━━━ EXTRACTED RECORDS ━━━

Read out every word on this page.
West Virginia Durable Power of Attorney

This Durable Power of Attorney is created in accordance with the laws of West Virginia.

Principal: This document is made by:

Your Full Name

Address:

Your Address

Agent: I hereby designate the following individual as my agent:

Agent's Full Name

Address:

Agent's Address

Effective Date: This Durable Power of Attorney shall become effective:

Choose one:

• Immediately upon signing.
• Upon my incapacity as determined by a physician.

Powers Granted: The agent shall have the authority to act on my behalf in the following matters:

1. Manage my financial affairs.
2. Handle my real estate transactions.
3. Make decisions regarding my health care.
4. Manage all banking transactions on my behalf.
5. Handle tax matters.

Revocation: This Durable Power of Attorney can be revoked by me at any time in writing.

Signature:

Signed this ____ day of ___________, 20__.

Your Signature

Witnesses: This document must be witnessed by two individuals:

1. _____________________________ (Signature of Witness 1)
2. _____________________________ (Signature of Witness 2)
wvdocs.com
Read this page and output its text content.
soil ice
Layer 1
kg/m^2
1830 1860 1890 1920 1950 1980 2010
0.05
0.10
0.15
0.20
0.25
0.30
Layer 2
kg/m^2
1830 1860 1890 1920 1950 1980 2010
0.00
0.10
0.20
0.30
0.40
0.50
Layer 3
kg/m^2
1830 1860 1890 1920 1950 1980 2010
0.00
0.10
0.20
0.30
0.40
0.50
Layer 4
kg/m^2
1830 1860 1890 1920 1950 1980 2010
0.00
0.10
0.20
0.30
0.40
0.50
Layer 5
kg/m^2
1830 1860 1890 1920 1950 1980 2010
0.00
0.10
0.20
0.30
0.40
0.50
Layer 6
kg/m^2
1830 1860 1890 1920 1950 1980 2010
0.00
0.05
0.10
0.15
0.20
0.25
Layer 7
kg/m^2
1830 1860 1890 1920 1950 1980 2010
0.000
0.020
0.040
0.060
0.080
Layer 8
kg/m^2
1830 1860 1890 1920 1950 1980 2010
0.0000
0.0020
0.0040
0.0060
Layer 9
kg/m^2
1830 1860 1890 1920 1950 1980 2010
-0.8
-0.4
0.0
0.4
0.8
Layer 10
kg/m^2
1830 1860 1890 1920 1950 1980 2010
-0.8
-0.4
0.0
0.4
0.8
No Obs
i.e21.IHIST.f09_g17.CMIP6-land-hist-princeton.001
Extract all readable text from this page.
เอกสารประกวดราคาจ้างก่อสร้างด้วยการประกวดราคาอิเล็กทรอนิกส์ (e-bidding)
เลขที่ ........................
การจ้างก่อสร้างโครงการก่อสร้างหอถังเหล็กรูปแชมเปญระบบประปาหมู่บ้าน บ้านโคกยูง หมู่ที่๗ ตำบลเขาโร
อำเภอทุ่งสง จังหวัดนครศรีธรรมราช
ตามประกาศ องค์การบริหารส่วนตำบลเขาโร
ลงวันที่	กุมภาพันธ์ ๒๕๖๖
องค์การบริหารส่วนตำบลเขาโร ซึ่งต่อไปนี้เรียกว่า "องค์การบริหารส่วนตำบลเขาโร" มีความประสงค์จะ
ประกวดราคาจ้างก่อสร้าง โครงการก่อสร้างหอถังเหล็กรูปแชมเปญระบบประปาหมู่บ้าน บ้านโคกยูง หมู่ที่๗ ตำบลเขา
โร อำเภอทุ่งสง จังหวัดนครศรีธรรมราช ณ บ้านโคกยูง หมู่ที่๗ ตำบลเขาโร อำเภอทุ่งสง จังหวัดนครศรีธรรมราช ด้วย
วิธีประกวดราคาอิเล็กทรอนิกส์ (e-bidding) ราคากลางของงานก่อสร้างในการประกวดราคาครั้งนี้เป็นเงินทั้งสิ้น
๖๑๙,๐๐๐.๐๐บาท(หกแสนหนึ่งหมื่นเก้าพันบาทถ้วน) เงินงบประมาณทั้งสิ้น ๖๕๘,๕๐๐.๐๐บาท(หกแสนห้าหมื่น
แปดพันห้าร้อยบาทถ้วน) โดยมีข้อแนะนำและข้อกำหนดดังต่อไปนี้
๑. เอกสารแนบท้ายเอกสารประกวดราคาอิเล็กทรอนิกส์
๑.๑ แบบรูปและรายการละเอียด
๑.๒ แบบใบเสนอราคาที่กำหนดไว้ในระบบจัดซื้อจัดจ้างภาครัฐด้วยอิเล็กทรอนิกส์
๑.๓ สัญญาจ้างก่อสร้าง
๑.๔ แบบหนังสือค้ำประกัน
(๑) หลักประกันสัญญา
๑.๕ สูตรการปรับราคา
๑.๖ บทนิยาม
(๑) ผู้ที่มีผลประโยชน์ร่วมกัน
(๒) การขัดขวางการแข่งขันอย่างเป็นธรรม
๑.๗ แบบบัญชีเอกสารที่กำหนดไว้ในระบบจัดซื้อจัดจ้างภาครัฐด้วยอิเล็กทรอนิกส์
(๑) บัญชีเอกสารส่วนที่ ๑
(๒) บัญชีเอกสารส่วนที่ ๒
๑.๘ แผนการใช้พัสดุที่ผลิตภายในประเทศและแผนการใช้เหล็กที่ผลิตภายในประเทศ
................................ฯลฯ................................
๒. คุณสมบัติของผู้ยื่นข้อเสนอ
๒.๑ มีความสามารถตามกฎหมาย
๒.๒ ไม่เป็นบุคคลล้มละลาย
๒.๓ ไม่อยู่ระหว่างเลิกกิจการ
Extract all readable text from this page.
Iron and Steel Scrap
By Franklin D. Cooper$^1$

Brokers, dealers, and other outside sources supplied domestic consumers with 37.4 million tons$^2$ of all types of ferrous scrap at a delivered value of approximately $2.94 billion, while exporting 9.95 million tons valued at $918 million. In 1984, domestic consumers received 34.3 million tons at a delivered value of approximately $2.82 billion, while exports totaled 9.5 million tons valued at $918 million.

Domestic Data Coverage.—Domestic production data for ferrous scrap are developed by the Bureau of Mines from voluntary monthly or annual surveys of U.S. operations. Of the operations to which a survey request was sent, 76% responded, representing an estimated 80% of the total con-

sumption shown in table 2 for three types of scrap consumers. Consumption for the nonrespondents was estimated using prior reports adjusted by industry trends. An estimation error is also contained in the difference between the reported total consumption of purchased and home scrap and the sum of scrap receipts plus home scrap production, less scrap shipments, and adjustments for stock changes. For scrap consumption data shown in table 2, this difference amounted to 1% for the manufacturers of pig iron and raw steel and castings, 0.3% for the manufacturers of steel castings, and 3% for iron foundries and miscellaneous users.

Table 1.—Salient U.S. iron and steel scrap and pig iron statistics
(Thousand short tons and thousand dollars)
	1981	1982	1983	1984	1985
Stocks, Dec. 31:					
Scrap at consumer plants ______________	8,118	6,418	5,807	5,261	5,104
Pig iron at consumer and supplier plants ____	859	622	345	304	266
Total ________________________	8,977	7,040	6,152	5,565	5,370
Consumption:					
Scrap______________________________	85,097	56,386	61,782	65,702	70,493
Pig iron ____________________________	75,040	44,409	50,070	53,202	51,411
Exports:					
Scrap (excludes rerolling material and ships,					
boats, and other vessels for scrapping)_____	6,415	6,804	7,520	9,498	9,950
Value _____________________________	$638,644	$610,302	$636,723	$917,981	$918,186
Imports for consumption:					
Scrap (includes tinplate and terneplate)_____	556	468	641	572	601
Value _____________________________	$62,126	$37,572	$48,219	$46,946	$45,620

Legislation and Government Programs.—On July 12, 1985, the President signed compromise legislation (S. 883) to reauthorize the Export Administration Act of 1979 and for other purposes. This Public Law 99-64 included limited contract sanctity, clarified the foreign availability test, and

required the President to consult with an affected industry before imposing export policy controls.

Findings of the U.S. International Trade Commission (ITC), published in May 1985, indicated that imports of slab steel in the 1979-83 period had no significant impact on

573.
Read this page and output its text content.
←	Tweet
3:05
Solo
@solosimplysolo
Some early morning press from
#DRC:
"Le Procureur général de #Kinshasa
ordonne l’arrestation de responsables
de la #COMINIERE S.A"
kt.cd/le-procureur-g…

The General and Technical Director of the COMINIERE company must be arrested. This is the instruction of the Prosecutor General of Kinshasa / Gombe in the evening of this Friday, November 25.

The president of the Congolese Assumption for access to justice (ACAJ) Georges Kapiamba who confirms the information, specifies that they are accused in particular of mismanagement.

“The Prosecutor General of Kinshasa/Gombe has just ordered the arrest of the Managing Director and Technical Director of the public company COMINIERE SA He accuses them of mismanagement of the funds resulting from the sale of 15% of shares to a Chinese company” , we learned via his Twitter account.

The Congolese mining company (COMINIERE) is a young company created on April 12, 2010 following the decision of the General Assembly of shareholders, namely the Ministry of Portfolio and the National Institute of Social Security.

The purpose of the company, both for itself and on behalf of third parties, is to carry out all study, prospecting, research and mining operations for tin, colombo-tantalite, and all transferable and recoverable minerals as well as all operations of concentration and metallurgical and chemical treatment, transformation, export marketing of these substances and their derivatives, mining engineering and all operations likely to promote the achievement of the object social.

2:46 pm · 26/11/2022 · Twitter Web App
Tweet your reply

━━━

Return from the data every line that holds "Durable".

_ANSWER BELOW_
West Virginia Durable Power of Attorney
This Durable Power of Attorney is created in accordance with the laws of West Virginia.
Effective Date: This Durable Power of Attorney shall become effective:
Revocation: This Durable Power of Attorney can be revoked by me at any time in writing.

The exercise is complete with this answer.